■ Task goal
Give a verbatim quotation of every record.

#### Data provided

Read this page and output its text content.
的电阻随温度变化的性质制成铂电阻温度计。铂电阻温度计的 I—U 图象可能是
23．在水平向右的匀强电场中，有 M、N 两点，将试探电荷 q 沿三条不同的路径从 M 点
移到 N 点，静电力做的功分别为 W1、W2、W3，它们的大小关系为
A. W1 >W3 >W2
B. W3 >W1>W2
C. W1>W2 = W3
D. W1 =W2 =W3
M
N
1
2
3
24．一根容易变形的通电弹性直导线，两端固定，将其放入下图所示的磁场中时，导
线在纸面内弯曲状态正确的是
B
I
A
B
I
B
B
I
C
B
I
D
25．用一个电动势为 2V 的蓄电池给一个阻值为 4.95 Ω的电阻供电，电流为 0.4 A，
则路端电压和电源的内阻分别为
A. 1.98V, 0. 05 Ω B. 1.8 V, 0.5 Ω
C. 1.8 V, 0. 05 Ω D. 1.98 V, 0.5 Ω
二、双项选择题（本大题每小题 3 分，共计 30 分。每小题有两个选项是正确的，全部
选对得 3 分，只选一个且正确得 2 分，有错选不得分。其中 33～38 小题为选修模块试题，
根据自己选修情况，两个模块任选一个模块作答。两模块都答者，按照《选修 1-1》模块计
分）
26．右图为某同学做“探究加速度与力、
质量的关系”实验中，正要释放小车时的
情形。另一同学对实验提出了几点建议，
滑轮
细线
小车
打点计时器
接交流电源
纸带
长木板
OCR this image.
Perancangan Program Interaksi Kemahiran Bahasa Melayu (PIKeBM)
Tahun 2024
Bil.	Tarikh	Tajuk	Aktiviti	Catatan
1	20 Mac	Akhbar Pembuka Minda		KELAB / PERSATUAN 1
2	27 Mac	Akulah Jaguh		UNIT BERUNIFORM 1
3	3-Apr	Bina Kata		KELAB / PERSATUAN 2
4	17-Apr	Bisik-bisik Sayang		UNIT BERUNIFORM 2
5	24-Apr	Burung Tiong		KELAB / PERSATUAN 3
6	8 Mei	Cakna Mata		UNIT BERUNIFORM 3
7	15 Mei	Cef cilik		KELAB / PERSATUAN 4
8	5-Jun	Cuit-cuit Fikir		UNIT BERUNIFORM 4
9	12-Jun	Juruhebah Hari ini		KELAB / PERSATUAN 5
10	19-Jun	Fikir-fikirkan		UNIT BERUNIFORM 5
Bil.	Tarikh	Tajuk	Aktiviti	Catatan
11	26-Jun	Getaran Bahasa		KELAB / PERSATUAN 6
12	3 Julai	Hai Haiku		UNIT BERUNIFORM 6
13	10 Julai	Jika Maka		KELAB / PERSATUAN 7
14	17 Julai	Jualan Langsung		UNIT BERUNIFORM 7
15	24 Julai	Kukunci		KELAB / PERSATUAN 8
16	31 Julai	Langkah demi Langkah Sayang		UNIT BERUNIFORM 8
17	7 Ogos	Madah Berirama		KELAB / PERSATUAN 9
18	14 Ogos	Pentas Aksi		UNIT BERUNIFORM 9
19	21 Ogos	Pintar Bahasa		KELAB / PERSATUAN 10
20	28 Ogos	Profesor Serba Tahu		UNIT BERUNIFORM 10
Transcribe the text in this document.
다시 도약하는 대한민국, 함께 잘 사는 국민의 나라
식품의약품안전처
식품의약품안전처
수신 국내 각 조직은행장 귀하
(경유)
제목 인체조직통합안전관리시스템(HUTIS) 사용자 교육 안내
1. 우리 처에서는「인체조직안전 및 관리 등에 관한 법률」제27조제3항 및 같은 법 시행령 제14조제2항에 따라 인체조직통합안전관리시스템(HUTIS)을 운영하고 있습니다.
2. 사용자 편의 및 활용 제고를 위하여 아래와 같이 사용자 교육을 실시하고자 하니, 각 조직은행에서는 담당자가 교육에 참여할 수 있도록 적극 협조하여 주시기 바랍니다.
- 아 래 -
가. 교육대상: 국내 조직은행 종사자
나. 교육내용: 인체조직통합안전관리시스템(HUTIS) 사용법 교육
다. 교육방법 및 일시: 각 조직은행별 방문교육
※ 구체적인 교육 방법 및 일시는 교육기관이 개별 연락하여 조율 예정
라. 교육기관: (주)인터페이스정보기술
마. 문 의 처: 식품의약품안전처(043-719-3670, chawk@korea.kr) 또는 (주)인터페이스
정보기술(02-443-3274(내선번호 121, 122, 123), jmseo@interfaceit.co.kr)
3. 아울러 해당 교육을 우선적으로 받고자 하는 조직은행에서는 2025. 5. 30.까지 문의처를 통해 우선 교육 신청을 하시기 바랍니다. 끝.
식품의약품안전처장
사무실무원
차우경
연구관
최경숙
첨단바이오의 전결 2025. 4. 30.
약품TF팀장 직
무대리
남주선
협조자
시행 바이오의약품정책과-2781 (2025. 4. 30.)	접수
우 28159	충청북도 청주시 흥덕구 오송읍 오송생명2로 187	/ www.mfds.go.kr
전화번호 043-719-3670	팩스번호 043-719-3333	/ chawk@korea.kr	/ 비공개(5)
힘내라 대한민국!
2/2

########

■ Reply to the task
Read this page and output its text content.
的电阻随温度变化的性质制成铂电阻温度计。铂电阻温度计的 I—U 图象可能是
23．在水平向右的匀强电场中，有 M、N 两点，将试探电荷 q 沿三条不同的路径从 M 点
移到 N 点，静电力做的功分别为 W1、W2、W3，它们的大小关系为
A. W1 >W3 >W2
B. W3 >W1>W2
C. W1>W2 = W3
D. W1 =W2 =W3
M
N
1
2
3
24．一根容易变形的通电弹性直导线，两端固定，将其放入下图所示的磁场中时，导
线在纸面内弯曲状态正确的是
B
I
A
B
I
B
B
I
C
B
I
D
25．用一个电动势为 2V 的蓄电池给一个阻值为 4.95 Ω的电阻供电，电流为 0.4 A，
则路端电压和电源的内阻分别为
A. 1.98V, 0. 05 Ω B. 1.8 V, 0.5 Ω
C. 1.8 V, 0. 05 Ω D. 1.98 V, 0.5 Ω
二、双项选择题（本大题每小题 3 分，共计 30 分。每小题有两个选项是正确的，全部
选对得 3 分，只选一个且正确得 2 分，有错选不得分。其中 33～38 小题为选修模块试题，
根据自己选修情况，两个模块任选一个模块作答。两模块都答者，按照《选修 1-1》模块计
分）
26．右图为某同学做“探究加速度与力、
质量的关系”实验中，正要释放小车时的
情形。另一同学对实验提出了几点建议，
滑轮
细线
小车
打点计时器
接交流电源
纸带
长木板
OCR this image.
Perancangan Program Interaksi Kemahiran Bahasa Melayu (PIKeBM)
Tahun 2024
Bil.	Tarikh	Tajuk	Aktiviti	Catatan
1	20 Mac	Akhbar Pembuka Minda		KELAB / PERSATUAN 1
2	27 Mac	Akulah Jaguh		UNIT BERUNIFORM 1
3	3-Apr	Bina Kata		KELAB / PERSATUAN 2
4	17-Apr	Bisik-bisik Sayang		UNIT BERUNIFORM 2
5	24-Apr	Burung Tiong		KELAB / PERSATUAN 3
6	8 Mei	Cakna Mata		UNIT BERUNIFORM 3
7	15 Mei	Cef cilik		KELAB / PERSATUAN 4
8	5-Jun	Cuit-cuit Fikir		UNIT BERUNIFORM 4
9	12-Jun	Juruhebah Hari ini		KELAB / PERSATUAN 5
10	19-Jun	Fikir-fikirkan		UNIT BERUNIFORM 5
Bil.	Tarikh	Tajuk	Aktiviti	Catatan
11	26-Jun	Getaran Bahasa		KELAB / PERSATUAN 6
12	3 Julai	Hai Haiku		UNIT BERUNIFORM 6
13	10 Julai	Jika Maka		KELAB / PERSATUAN 7
14	17 Julai	Jualan Langsung		UNIT BERUNIFORM 7
15	24 Julai	Kukunci		KELAB / PERSATUAN 8
16	31 Julai	Langkah demi Langkah Sayang		UNIT BERUNIFORM 8
17	7 Ogos	Madah Berirama		KELAB / PERSATUAN 9
18	14 Ogos	Pentas Aksi		UNIT BERUNIFORM 9
19	21 Ogos	Pintar Bahasa		KELAB / PERSATUAN 10
20	28 Ogos	Profesor Serba Tahu		UNIT BERUNIFORM 10
Transcribe the text in this document.
다시 도약하는 대한민국, 함께 잘 사는 국민의 나라
식품의약품안전처
식품의약품안전처
수신 국내 각 조직은행장 귀하
(경유)
제목 인체조직통합안전관리시스템(HUTIS) 사용자 교육 안내
1. 우리 처에서는「인체조직안전 및 관리 등에 관한 법률」제27조제3항 및 같은 법 시행령 제14조제2항에 따라 인체조직통합안전관리시스템(HUTIS)을 운영하고 있습니다.
2. 사용자 편의 및 활용 제고를 위하여 아래와 같이 사용자 교육을 실시하고자 하니, 각 조직은행에서는 담당자가 교육에 참여할 수 있도록 적극 협조하여 주시기 바랍니다.
- 아 래 -
가. 교육대상: 국내 조직은행 종사자
나. 교육내용: 인체조직통합안전관리시스템(HUTIS) 사용법 교육
다. 교육방법 및 일시: 각 조직은행별 방문교육
※ 구체적인 교육 방법 및 일시는 교육기관이 개별 연락하여 조율 예정
라. 교육기관: (주)인터페이스정보기술
마. 문 의 처: 식품의약품안전처(043-719-3670, chawk@korea.kr) 또는 (주)인터페이스
정보기술(02-443-3274(내선번호 121, 122, 123), jmseo@interfaceit.co.kr)
3. 아울러 해당 교육을 우선적으로 받고자 하는 조직은행에서는 2025. 5. 30.까지 문의처를 통해 우선 교육 신청을 하시기 바랍니다. 끝.
식품의약품안전처장
사무실무원
차우경
연구관
최경숙
첨단바이오의 전결 2025. 4. 30.
약품TF팀장 직
무대리
남주선
협조자
시행 바이오의약품정책과-2781 (2025. 4. 30.)	접수
우 28159	충청북도 청주시 흥덕구 오송읍 오송생명2로 187	/ www.mfds.go.kr
전화번호 043-719-3670	팩스번호 043-719-3333	/ chawk@korea.kr	/ 비공개(5)
힘내라 대한민국!
2/2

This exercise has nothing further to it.